» EXERCISE DETAILS
Identify each line holding the string "югары" and copy it.

» DATA PROVIDED
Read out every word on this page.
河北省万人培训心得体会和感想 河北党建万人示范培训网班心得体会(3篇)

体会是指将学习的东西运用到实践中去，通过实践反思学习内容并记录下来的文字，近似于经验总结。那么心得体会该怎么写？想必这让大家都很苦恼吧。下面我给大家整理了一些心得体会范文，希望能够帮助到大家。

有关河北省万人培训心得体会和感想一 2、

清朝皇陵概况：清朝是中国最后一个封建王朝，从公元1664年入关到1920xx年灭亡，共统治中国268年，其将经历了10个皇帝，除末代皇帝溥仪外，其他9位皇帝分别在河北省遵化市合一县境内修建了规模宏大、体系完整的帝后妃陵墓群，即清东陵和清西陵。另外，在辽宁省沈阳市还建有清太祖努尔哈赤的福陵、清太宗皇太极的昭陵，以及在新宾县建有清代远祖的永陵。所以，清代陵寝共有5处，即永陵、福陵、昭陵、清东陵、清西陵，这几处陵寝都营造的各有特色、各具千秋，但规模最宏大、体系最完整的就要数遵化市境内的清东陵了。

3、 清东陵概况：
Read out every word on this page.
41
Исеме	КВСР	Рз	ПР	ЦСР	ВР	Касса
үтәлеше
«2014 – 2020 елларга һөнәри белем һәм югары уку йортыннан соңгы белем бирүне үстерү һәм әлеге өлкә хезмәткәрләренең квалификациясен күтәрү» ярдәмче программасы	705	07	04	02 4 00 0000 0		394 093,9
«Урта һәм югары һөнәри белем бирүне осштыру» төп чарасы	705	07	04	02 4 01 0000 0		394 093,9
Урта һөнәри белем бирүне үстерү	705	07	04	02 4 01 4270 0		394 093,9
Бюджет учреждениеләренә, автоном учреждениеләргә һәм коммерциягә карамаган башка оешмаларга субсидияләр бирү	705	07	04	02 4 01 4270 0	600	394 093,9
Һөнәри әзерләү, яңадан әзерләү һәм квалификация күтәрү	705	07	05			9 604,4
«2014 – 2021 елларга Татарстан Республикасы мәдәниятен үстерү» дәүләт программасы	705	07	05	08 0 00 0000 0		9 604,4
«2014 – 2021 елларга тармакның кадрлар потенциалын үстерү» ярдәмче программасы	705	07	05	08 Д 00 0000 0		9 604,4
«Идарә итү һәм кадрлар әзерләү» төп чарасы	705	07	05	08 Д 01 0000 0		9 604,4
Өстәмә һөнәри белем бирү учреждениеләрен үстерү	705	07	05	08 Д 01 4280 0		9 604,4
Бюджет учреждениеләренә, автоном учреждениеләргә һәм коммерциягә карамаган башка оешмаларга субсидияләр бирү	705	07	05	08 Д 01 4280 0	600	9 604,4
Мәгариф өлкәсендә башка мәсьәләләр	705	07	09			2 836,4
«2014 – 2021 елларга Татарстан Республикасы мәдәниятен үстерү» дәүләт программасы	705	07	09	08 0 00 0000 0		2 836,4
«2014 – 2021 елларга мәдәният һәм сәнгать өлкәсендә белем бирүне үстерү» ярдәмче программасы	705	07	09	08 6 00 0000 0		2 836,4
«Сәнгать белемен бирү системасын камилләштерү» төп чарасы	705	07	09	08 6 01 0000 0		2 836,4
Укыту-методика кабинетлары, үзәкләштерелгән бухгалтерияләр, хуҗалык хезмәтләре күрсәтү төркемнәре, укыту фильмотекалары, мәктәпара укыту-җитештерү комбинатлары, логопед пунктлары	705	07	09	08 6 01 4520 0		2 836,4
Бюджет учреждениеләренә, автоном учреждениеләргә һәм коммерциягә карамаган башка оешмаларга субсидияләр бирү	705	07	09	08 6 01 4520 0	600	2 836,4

» RESULT OF THE TASK
«2014 – 2020 елларга һөнәри белем һәм югары уку йортыннан соңгы белем бирүне үстерү һәм әлеге өлкә хезмәткәрләренең квалификациясен күтәрү» ярдәмче программасы	705	07	04	02 4 00 0000 0		394 093,9
«Урта һәм югары һөнәри белем бирүне осштыру» төп чарасы	705	07	04	02 4 01 0000 0		394 093,9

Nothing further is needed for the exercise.